**TASK DESCRIPTION:**
Scan the records and identify every line in which the string "ylabel" occurs, then return those lines.

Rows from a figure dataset
# # # #

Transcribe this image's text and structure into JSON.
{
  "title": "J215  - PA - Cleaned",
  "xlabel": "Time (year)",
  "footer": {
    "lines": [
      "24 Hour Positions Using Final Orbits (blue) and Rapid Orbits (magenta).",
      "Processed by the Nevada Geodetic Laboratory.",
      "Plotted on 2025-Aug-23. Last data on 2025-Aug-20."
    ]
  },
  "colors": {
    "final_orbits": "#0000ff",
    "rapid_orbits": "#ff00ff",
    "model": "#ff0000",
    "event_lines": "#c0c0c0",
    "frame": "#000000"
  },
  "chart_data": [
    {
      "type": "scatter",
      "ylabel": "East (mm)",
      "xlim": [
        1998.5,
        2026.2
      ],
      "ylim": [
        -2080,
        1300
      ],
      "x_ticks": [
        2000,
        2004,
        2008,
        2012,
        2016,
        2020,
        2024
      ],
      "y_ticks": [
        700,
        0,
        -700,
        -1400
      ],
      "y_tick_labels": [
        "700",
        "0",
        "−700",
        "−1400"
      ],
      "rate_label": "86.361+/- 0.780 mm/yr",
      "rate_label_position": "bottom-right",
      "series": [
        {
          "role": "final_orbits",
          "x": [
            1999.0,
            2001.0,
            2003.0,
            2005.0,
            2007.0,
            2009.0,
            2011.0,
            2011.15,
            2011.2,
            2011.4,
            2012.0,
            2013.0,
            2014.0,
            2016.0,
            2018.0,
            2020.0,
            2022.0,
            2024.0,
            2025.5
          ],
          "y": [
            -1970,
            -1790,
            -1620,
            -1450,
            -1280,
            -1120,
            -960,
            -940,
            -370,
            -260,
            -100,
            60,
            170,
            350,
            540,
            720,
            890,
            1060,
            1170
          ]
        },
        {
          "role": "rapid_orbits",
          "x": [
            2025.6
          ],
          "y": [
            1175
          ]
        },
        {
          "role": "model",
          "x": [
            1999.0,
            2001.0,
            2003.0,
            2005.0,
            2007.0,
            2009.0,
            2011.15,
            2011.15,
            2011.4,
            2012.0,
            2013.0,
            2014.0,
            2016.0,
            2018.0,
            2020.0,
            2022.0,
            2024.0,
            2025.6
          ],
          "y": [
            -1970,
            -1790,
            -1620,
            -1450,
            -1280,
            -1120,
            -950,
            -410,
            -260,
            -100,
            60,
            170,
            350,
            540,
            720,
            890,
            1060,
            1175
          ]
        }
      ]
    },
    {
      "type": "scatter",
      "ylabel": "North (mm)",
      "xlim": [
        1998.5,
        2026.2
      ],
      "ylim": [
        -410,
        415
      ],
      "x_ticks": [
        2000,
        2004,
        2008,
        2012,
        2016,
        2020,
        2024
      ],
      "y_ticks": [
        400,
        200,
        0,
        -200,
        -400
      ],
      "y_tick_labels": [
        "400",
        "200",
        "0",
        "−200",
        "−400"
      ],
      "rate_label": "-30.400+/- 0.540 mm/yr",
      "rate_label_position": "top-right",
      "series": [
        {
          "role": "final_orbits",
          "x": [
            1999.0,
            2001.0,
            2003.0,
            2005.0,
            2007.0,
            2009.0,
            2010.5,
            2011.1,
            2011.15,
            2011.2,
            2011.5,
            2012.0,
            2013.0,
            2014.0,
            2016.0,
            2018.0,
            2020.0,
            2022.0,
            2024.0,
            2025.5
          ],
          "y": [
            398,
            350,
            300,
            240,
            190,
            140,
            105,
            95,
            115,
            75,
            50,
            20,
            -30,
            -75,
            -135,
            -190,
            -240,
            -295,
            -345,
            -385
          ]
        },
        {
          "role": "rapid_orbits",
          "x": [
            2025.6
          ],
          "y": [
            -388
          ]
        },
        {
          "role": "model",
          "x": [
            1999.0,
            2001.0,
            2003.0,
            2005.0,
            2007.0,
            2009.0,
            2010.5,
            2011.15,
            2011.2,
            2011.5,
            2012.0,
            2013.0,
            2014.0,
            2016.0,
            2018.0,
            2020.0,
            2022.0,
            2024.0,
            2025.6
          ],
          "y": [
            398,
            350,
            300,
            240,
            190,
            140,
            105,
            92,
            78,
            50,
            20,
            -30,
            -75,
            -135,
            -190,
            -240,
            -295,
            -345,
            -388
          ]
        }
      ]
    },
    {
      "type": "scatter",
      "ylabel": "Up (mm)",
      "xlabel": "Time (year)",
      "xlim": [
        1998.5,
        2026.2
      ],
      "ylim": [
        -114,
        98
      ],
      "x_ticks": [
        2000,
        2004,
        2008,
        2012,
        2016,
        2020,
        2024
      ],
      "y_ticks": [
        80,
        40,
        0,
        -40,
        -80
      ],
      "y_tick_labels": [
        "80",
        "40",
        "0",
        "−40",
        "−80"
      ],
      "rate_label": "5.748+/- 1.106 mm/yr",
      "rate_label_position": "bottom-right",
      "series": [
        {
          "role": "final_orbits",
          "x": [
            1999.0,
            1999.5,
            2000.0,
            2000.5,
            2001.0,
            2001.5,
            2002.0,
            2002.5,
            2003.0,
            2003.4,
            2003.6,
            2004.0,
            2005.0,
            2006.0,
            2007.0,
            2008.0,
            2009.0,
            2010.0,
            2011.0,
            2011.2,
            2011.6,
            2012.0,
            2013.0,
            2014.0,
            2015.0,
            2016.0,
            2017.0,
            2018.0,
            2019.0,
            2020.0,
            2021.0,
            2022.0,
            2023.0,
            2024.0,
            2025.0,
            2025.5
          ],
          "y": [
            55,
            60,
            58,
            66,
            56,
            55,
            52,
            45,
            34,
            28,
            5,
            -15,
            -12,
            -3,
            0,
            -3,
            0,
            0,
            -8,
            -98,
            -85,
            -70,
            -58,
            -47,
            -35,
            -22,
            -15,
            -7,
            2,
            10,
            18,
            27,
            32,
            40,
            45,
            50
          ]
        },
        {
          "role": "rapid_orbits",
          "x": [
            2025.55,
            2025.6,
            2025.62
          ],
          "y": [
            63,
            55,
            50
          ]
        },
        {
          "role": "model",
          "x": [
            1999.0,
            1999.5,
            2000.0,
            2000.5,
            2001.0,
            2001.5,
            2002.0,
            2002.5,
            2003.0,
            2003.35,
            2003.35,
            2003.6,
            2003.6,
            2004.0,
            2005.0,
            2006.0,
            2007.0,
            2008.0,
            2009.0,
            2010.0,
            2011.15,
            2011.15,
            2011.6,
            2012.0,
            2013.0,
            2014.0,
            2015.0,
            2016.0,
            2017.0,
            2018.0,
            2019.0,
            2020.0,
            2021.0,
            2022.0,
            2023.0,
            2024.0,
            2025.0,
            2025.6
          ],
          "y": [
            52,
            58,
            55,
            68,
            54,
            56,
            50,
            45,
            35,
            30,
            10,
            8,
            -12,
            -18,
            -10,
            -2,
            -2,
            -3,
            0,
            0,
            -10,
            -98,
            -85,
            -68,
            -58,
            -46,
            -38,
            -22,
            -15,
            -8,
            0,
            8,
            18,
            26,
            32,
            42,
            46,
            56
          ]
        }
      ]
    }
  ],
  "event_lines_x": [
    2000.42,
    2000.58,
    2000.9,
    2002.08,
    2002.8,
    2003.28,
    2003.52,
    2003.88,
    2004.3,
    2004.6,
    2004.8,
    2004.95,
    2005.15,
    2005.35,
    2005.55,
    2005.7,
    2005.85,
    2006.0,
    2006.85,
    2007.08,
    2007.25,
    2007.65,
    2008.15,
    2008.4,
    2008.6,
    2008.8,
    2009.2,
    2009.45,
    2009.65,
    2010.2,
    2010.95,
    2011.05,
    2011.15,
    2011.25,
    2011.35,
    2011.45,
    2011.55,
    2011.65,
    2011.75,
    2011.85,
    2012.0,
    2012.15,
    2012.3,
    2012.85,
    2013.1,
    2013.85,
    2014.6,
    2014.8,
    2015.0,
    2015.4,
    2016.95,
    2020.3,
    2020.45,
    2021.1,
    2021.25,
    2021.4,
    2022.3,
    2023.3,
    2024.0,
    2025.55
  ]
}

# # # #

**EXERCISE ANSWER:**
      "ylabel": "East (mm)",
      "ylabel": "North (mm)",
      "ylabel": "Up (mm)",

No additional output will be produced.